START Data lines

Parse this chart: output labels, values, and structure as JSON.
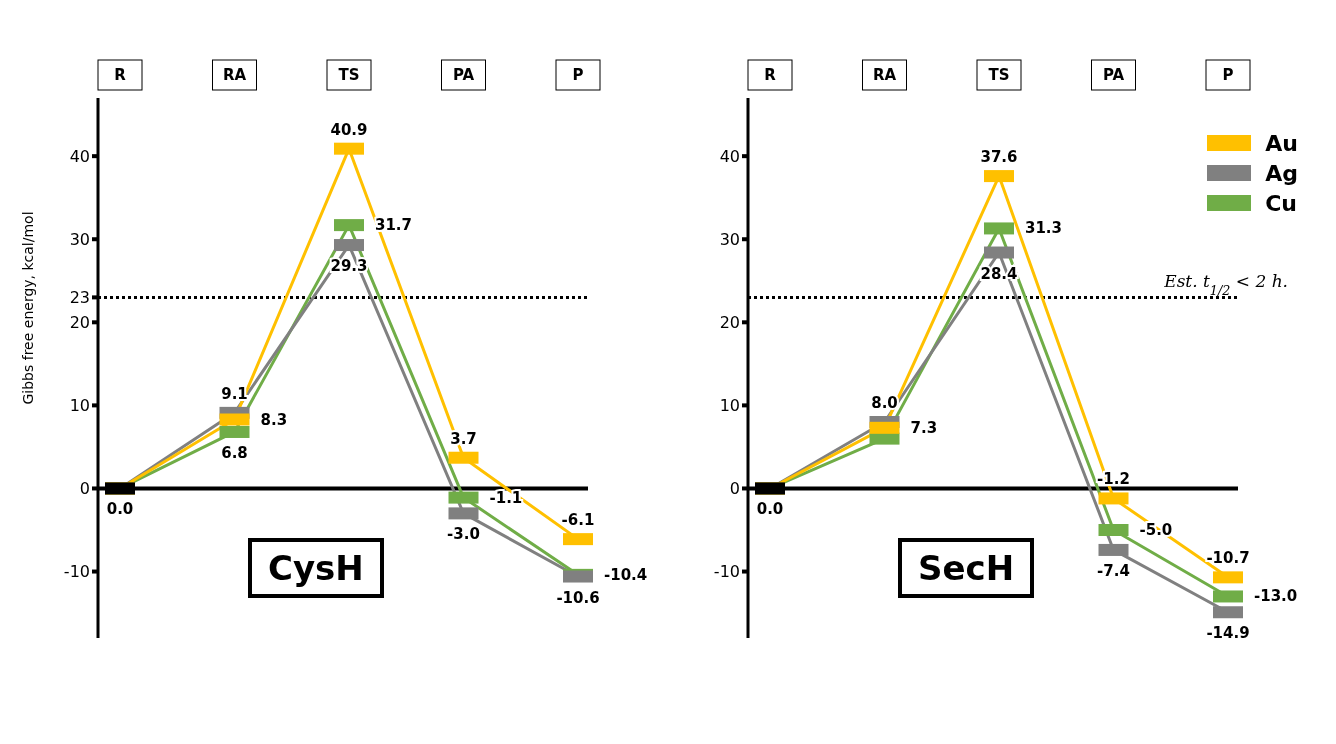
{
  "chart_data": [
    {
      "type": "line",
      "title": "CysH",
      "ylabel": "Gibbs free energy, kcal/mol",
      "categories": [
        "R",
        "RA",
        "TS",
        "PA",
        "P"
      ],
      "ylim": [
        -18,
        47
      ],
      "yticks": [
        -10,
        0,
        10,
        20,
        23,
        30,
        40
      ],
      "grid": false,
      "legend": false,
      "marker": "square",
      "series": [
        {
          "color": "#ffc000",
          "values": [
            0.0,
            8.3,
            40.9,
            3.7,
            -6.1
          ],
          "value_labels": [
            null,
            "8.3",
            "40.9",
            "3.7",
            "-6.1"
          ]
        },
        {
          "color": "#808080",
          "values": [
            0.0,
            9.1,
            29.3,
            -3.0,
            -10.6
          ],
          "value_labels": [
            null,
            "9.1",
            "29.3",
            "-3.0",
            "-10.6"
          ]
        },
        {
          "color": "#70ad47",
          "values": [
            0.0,
            6.8,
            31.7,
            -1.1,
            -10.4
          ],
          "value_labels": [
            null,
            "6.8",
            "31.7",
            "-1.1",
            "-10.4"
          ]
        },
        {
          "type": "scatter",
          "color": "#000000",
          "values": [
            0.0,
            null,
            null,
            null,
            null
          ],
          "value_labels": [
            "0.0",
            null,
            null,
            null,
            null
          ]
        }
      ],
      "ref_lines": [
        {
          "axis": "y",
          "value": 0,
          "line_style": "solid",
          "color": "#000000"
        },
        {
          "axis": "y",
          "value": 23,
          "line_style": "dotted",
          "color": "#000000"
        }
      ]
    },
    {
      "type": "line",
      "title": "SecH",
      "categories": [
        "R",
        "RA",
        "TS",
        "PA",
        "P"
      ],
      "ylim": [
        -18,
        47
      ],
      "yticks": [
        -10,
        0,
        10,
        20,
        30,
        40
      ],
      "grid": false,
      "legend": "top right",
      "marker": "square",
      "series": [
        {
          "name": "Au",
          "color": "#ffc000",
          "values": [
            0.0,
            7.3,
            37.6,
            -1.2,
            -10.7
          ],
          "value_labels": [
            null,
            "7.3",
            "37.6",
            "-1.2",
            "-10.7"
          ]
        },
        {
          "name": "Ag",
          "color": "#808080",
          "values": [
            0.0,
            8.0,
            28.4,
            -7.4,
            -14.9
          ],
          "value_labels": [
            null,
            "8.0",
            "28.4",
            "-7.4",
            "-14.9"
          ]
        },
        {
          "name": "Cu",
          "color": "#70ad47",
          "values": [
            0.0,
            6.0,
            31.3,
            -5.0,
            -13.0
          ],
          "value_labels": [
            null,
            null,
            "31.3",
            "-5.0",
            "-13.0"
          ]
        },
        {
          "type": "scatter",
          "color": "#000000",
          "values": [
            0.0,
            null,
            null,
            null,
            null
          ],
          "value_labels": [
            "0.0",
            null,
            null,
            null,
            null
          ]
        }
      ],
      "ref_lines": [
        {
          "axis": "y",
          "value": 0,
          "line_style": "solid",
          "color": "#000000"
        },
        {
          "axis": "y",
          "value": 23,
          "line_style": "dotted",
          "color": "#000000",
          "label": "Est. t$_{1/2}$ < 2 h."
        }
      ]
    }
  ]
}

END Data lines

Problem description: Make an exact copy of the records above, with the pictures left out.

Complete answer:
Parse this chart: output labels, values, and structure as JSON.
{
  "chart_data": [
    {
      "type": "line",
      "title": "CysH",
      "ylabel": "Gibbs free energy, kcal/mol",
      "categories": [
        "R",
        "RA",
        "TS",
        "PA",
        "P"
      ],
      "ylim": [
        -18,
        47
      ],
      "yticks": [
        -10,
        0,
        10,
        20,
        23,
        30,
        40
      ],
      "grid": false,
      "legend": false,
      "marker": "square",
      "series": [
        {
          "color": "#ffc000",
          "values": [
            0.0,
            8.3,
            40.9,
            3.7,
            -6.1
          ],
          "value_labels": [
            null,
            "8.3",
            "40.9",
            "3.7",
            "-6.1"
          ]
        },
        {
          "color": "#808080",
          "values": [
            0.0,
            9.1,
            29.3,
            -3.0,
            -10.6
          ],
          "value_labels": [
            null,
            "9.1",
            "29.3",
            "-3.0",
            "-10.6"
          ]
        },
        {
          "color": "#70ad47",
          "values": [
            0.0,
            6.8,
            31.7,
            -1.1,
            -10.4
          ],
          "value_labels": [
            null,
            "6.8",
            "31.7",
            "-1.1",
            "-10.4"
          ]
        },
        {
          "type": "scatter",
          "color": "#000000",
          "values": [
            0.0,
            null,
            null,
            null,
            null
          ],
          "value_labels": [
            "0.0",
            null,
            null,
            null,
            null
          ]
        }
      ],
      "ref_lines": [
        {
          "axis": "y",
          "value": 0,
          "line_style": "solid",
          "color": "#000000"
        },
        {
          "axis": "y",
          "value": 23,
          "line_style": "dotted",
          "color": "#000000"
        }
      ]
    },
    {
      "type": "line",
      "title": "SecH",
      "categories": [
        "R",
        "RA",
        "TS",
        "PA",
        "P"
      ],
      "ylim": [
        -18,
        47
      ],
      "yticks": [
        -10,
        0,
        10,
        20,
        30,
        40
      ],
      "grid": false,
      "legend": "top right",
      "marker": "square",
      "series": [
        {
          "name": "Au",
          "color": "#ffc000",
          "values": [
            0.0,
            7.3,
            37.6,
            -1.2,
            -10.7
          ],
          "value_labels": [
            null,
            "7.3",
            "37.6",
            "-1.2",
            "-10.7"
          ]
        },
        {
          "name": "Ag",
          "color": "#808080",
          "values": [
            0.0,
            8.0,
            28.4,
            -7.4,
            -14.9
          ],
          "value_labels": [
            null,
            "8.0",
            "28.4",
            "-7.4",
            "-14.9"
          ]
        },
        {
          "name": "Cu",
          "color": "#70ad47",
          "values": [
            0.0,
            6.0,
            31.3,
            -5.0,
            -13.0
          ],
          "value_labels": [
            null,
            null,
            "31.3",
            "-5.0",
            "-13.0"
          ]
        },
        {
          "type": "scatter",
          "color": "#000000",
          "values": [
            0.0,
            null,
            null,
            null,
            null
          ],
          "value_labels": [
            "0.0",
            null,
            null,
            null,
            null
          ]
        }
      ],
      "ref_lines": [
        {
          "axis": "y",
          "value": 0,
          "line_style": "solid",
          "color": "#000000"
        },
        {
          "axis": "y",
          "value": 23,
          "line_style": "dotted",
          "color": "#000000",
          "label": "Est. t$_{1/2}$ < 2 h."
        }
      ]
    }
  ]
}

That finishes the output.